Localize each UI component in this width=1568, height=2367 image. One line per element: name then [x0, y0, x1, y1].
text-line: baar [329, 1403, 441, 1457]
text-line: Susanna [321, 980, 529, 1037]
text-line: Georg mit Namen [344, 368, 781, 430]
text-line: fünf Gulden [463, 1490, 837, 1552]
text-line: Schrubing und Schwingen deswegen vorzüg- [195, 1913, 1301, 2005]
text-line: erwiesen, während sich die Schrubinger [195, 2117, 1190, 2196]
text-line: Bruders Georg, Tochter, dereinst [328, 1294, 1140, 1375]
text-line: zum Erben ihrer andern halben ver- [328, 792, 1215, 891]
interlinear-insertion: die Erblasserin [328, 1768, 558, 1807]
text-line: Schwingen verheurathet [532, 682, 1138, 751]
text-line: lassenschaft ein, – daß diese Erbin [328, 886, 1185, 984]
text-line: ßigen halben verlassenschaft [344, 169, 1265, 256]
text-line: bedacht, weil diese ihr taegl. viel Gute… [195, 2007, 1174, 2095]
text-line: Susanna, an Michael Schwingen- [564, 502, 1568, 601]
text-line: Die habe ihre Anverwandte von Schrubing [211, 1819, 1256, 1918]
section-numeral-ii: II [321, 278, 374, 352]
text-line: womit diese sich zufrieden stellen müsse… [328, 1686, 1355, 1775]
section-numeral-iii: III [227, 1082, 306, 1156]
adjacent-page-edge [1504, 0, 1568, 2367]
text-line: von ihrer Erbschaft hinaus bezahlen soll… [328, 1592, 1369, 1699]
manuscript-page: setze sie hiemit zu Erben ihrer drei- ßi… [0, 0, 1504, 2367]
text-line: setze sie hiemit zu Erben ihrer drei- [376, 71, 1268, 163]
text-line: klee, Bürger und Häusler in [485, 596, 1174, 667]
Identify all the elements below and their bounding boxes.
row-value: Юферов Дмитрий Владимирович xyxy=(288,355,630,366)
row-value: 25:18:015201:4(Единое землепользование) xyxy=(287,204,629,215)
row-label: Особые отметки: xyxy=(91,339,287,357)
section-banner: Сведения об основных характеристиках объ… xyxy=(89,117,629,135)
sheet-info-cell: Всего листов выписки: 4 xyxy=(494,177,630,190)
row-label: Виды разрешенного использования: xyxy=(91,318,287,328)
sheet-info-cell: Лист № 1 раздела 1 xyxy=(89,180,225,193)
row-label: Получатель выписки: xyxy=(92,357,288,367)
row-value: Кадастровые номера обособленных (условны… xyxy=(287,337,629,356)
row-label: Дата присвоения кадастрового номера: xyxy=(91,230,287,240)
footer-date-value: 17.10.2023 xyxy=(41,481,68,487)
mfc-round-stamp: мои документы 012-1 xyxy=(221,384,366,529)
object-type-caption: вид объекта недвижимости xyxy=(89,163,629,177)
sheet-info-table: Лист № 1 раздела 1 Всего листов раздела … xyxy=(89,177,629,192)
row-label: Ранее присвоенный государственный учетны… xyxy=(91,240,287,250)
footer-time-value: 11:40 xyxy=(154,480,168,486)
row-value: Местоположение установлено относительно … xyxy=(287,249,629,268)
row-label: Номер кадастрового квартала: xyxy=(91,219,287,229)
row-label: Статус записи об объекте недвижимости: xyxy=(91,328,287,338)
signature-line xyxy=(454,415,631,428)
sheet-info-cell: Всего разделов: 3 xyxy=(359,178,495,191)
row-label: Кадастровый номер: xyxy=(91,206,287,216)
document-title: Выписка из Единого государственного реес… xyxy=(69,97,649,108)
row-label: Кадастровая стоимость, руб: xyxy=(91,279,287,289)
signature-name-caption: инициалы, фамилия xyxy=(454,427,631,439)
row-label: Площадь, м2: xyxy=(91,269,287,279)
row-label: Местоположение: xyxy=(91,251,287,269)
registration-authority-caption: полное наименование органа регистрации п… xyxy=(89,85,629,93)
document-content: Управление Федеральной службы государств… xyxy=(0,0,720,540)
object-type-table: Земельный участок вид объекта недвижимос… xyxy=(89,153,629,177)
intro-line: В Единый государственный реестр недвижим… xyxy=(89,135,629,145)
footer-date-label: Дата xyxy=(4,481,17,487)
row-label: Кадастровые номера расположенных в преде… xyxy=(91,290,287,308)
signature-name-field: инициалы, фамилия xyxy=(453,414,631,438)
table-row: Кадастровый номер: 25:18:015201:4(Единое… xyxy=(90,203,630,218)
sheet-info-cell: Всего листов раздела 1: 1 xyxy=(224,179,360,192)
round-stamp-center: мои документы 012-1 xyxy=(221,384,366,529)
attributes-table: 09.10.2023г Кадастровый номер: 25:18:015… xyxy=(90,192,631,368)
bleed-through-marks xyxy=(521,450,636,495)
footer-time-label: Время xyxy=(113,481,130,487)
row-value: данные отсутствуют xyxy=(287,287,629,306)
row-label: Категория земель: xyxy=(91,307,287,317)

⁂

**WHAT THIS TASK INVOLVES**:
Write out every line of the material above, character for character, without changing or leaving out anything.

**ANSWER TO THE TASK**:
Localize each UI component in this width=1568, height=2367 image. One line per element: name then [x0, y0, x1, y1].
text-line: baar [329, 1403, 441, 1457]
text-line: Susanna [321, 980, 529, 1037]
text-line: Georg mit Namen [344, 368, 781, 430]
text-line: fünf Gulden [463, 1490, 837, 1552]
text-line: Schrubing und Schwingen deswegen vorzüg- [195, 1913, 1301, 2005]
text-line: erwiesen, während sich die Schrubinger [195, 2117, 1190, 2196]
text-line: Bruders Georg, Tochter, dereinst [328, 1294, 1140, 1375]
text-line: zum Erben ihrer andern halben ver- [328, 792, 1215, 891]
interlinear-insertion: die Erblasserin [328, 1768, 558, 1807]
text-line: Schwingen verheurathet [532, 682, 1138, 751]
text-line: lassenschaft ein, – daß diese Erbin [328, 886, 1185, 984]
text-line: ßigen halben verlassenschaft [344, 169, 1265, 256]
text-line: bedacht, weil diese ihr taegl. viel Gute… [195, 2007, 1174, 2095]
text-line: Susanna, an Michael Schwingen- [564, 502, 1568, 601]
text-line: Die habe ihre Anverwandte von Schrubing [211, 1819, 1256, 1918]
section-numeral-ii: II [321, 278, 374, 352]
text-line: womit diese sich zufrieden stellen müsse… [328, 1686, 1355, 1775]
section-numeral-iii: III [227, 1082, 306, 1156]
adjacent-page-edge [1504, 0, 1568, 2367]
text-line: von ihrer Erbschaft hinaus bezahlen soll… [328, 1592, 1369, 1699]
manuscript-page: setze sie hiemit zu Erben ihrer drei- ßi… [0, 0, 1504, 2367]
text-line: setze sie hiemit zu Erben ihrer drei- [376, 71, 1268, 163]
text-line: klee, Bürger und Häusler in [485, 596, 1174, 667]
Identify all the elements below and their bounding boxes.
row-value: Юферов Дмитрий Владимирович xyxy=(288,355,630,366)
row-value: 25:18:015201:4(Единое землепользование) xyxy=(287,204,629,215)
row-label: Особые отметки: xyxy=(91,339,287,357)
section-banner: Сведения об основных характеристиках объ… xyxy=(89,117,629,135)
sheet-info-cell: Всего листов выписки: 4 xyxy=(494,177,630,190)
row-label: Виды разрешенного использования: xyxy=(91,318,287,328)
sheet-info-cell: Лист № 1 раздела 1 xyxy=(89,180,225,193)
row-label: Получатель выписки: xyxy=(92,357,288,367)
row-value: Кадастровые номера обособленных (условны… xyxy=(287,337,629,356)
row-label: Дата присвоения кадастрового номера: xyxy=(91,230,287,240)
footer-date-value: 17.10.2023 xyxy=(41,481,68,487)
mfc-round-stamp: мои документы 012-1 xyxy=(221,384,366,529)
object-type-caption: вид объекта недвижимости xyxy=(89,163,629,177)
sheet-info-table: Лист № 1 раздела 1 Всего листов раздела … xyxy=(89,177,629,192)
row-label: Ранее присвоенный государственный учетны… xyxy=(91,240,287,250)
footer-time-value: 11:40 xyxy=(154,480,168,486)
row-value: Местоположение установлено относительно … xyxy=(287,249,629,268)
row-label: Номер кадастрового квартала: xyxy=(91,219,287,229)
row-label: Статус записи об объекте недвижимости: xyxy=(91,328,287,338)
signature-line xyxy=(454,415,631,428)
sheet-info-cell: Всего разделов: 3 xyxy=(359,178,495,191)
row-label: Кадастровый номер: xyxy=(91,206,287,216)
document-title: Выписка из Единого государственного реес… xyxy=(69,97,649,108)
row-label: Кадастровая стоимость, руб: xyxy=(91,279,287,289)
signature-name-caption: инициалы, фамилия xyxy=(454,427,631,439)
row-label: Площадь, м2: xyxy=(91,269,287,279)
row-label: Местоположение: xyxy=(91,251,287,269)
registration-authority-caption: полное наименование органа регистрации п… xyxy=(89,85,629,93)
document-content: Управление Федеральной службы государств… xyxy=(0,0,720,540)
object-type-table: Земельный участок вид объекта недвижимос… xyxy=(89,153,629,177)
intro-line: В Единый государственный реестр недвижим… xyxy=(89,135,629,145)
footer-date-label: Дата xyxy=(4,481,17,487)
row-label: Кадастровые номера расположенных в преде… xyxy=(91,290,287,308)
signature-name-field: инициалы, фамилия xyxy=(453,414,631,438)
table-row: Кадастровый номер: 25:18:015201:4(Единое… xyxy=(90,203,630,218)
sheet-info-cell: Всего листов раздела 1: 1 xyxy=(224,179,360,192)
round-stamp-center: мои документы 012-1 xyxy=(221,384,366,529)
attributes-table: 09.10.2023г Кадастровый номер: 25:18:015… xyxy=(90,192,631,368)
bleed-through-marks xyxy=(521,450,636,495)
footer-time-label: Время xyxy=(113,481,130,487)
row-value: данные отсутствуют xyxy=(287,287,629,306)
row-label: Категория земель: xyxy=(91,307,287,317)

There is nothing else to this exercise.